Convert the lines of every row below into a Markdown table with the columns No and Entry, numbering the lines in order and skipping any blank ones.

◆ ◆ ◆ ◆ ◆

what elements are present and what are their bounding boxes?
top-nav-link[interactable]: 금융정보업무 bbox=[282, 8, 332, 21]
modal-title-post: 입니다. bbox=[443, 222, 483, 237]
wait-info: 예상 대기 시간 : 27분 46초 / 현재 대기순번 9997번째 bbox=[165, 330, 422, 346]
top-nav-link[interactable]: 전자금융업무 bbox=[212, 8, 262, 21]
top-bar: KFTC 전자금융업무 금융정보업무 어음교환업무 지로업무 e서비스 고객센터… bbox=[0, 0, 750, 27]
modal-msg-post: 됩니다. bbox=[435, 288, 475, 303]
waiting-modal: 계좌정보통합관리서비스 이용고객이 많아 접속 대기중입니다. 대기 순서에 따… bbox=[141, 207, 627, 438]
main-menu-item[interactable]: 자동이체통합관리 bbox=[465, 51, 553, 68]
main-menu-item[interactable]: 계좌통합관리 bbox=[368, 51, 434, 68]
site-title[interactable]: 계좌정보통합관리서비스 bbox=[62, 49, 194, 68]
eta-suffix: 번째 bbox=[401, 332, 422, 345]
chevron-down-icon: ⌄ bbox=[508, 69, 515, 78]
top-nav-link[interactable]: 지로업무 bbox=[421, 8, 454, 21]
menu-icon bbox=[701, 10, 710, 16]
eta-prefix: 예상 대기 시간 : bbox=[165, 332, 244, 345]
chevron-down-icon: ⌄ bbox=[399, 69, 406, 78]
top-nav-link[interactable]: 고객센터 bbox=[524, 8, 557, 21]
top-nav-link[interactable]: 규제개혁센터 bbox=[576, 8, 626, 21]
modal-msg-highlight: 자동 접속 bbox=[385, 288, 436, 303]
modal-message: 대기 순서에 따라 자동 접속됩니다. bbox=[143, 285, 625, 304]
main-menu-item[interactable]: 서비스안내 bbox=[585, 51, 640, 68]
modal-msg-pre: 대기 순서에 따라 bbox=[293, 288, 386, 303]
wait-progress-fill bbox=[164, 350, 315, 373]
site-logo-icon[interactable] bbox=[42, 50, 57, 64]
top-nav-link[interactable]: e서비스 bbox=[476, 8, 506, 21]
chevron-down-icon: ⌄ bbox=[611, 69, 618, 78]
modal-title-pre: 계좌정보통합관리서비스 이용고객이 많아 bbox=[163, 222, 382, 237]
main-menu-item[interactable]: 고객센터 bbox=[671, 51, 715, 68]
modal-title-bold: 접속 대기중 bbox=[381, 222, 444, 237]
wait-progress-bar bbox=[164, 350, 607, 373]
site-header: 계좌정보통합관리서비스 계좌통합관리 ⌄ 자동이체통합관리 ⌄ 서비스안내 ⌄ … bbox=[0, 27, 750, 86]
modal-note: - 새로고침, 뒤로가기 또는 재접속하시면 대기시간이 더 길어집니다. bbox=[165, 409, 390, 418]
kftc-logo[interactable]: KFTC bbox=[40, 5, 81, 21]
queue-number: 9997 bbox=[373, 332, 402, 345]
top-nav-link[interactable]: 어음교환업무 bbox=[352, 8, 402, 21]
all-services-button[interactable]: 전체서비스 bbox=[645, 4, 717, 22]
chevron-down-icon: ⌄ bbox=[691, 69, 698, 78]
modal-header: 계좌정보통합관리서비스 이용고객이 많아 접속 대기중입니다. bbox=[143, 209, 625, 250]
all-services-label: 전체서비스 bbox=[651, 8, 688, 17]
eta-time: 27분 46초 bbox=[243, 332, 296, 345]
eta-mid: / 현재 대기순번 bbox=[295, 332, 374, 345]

◆ ◆ ◆ ◆ ◆

COMPLETED EXERCISE:
| No | Entry |
|---|---|
| 1 | what elements are present and what are their bounding boxes? |
| 2 | top-nav-link[interactable]: 금융정보업무 bbox=[282, 8, 332, 21] |
| 3 | modal-title-post: 입니다. bbox=[443, 222, 483, 237] |
| 4 | wait-info: 예상 대기 시간 : 27분 46초 / 현재 대기순번 9997번째 bbox=[165, 330, 422, 346] |
| 5 | top-nav-link[interactable]: 전자금융업무 bbox=[212, 8, 262, 21] |
| 6 | top-bar: KFTC 전자금융업무 금융정보업무 어음교환업무 지로업무 e서비스 고객센터… bbox=[0, 0, 750, 27] |
| 7 | modal-msg-post: 됩니다. bbox=[435, 288, 475, 303] |
| 8 | waiting-modal: 계좌정보통합관리서비스 이용고객이 많아 접속 대기중입니다. 대기 순서에 따… bbox=[141, 207, 627, 438] |
| 9 | main-menu-item[interactable]: 자동이체통합관리 bbox=[465, 51, 553, 68] |
| 10 | main-menu-item[interactable]: 계좌통합관리 bbox=[368, 51, 434, 68] |
| 11 | site-title[interactable]: 계좌정보통합관리서비스 bbox=[62, 49, 194, 68] |
| 12 | eta-suffix: 번째 bbox=[401, 332, 422, 345] |
| 13 | chevron-down-icon: ⌄ bbox=[508, 69, 515, 78] |
| 14 | top-nav-link[interactable]: 지로업무 bbox=[421, 8, 454, 21] |
| 15 | menu-icon bbox=[701, 10, 710, 16] |
| 16 | eta-prefix: 예상 대기 시간 : bbox=[165, 332, 244, 345] |
| 17 | chevron-down-icon: ⌄ bbox=[399, 69, 406, 78] |
| 18 | top-nav-link[interactable]: 고객센터 bbox=[524, 8, 557, 21] |
| 19 | top-nav-link[interactable]: 규제개혁센터 bbox=[576, 8, 626, 21] |
| 20 | modal-msg-highlight: 자동 접속 bbox=[385, 288, 436, 303] |
| 21 | modal-message: 대기 순서에 따라 자동 접속됩니다. bbox=[143, 285, 625, 304] |
| 22 | main-menu-item[interactable]: 서비스안내 bbox=[585, 51, 640, 68] |
| 23 | modal-msg-pre: 대기 순서에 따라 bbox=[293, 288, 386, 303] |
| 24 | wait-progress-fill bbox=[164, 350, 315, 373] |
| 25 | site-logo-icon[interactable] bbox=[42, 50, 57, 64] |
| 26 | top-nav-link[interactable]: e서비스 bbox=[476, 8, 506, 21] |
| 27 | chevron-down-icon: ⌄ bbox=[611, 69, 618, 78] |
| 28 | modal-title-pre: 계좌정보통합관리서비스 이용고객이 많아 bbox=[163, 222, 382, 237] |
| 29 | main-menu-item[interactable]: 고객센터 bbox=[671, 51, 715, 68] |
| 30 | modal-title-bold: 접속 대기중 bbox=[381, 222, 444, 237] |
| 31 | wait-progress-bar bbox=[164, 350, 607, 373] |
| 32 | site-header: 계좌정보통합관리서비스 계좌통합관리 ⌄ 자동이체통합관리 ⌄ 서비스안내 ⌄ … bbox=[0, 27, 750, 86] |
| 33 | modal-note: - 새로고침, 뒤로가기 또는 재접속하시면 대기시간이 더 길어집니다. bbox=[165, 409, 390, 418] |
| 34 | kftc-logo[interactable]: KFTC bbox=[40, 5, 81, 21] |
| 35 | queue-number: 9997 bbox=[373, 332, 402, 345] |
| 36 | top-nav-link[interactable]: 어음교환업무 bbox=[352, 8, 402, 21] |
| 37 | all-services-button[interactable]: 전체서비스 bbox=[645, 4, 717, 22] |
| 38 | chevron-down-icon: ⌄ bbox=[691, 69, 698, 78] |
| 39 | modal-header: 계좌정보통합관리서비스 이용고객이 많아 접속 대기중입니다. bbox=[143, 209, 625, 250] |
| 40 | all-services-label: 전체서비스 bbox=[651, 8, 688, 17] |
| 41 | eta-time: 27분 46초 bbox=[243, 332, 296, 345] |
| 42 | eta-mid: / 현재 대기순번 bbox=[295, 332, 374, 345] |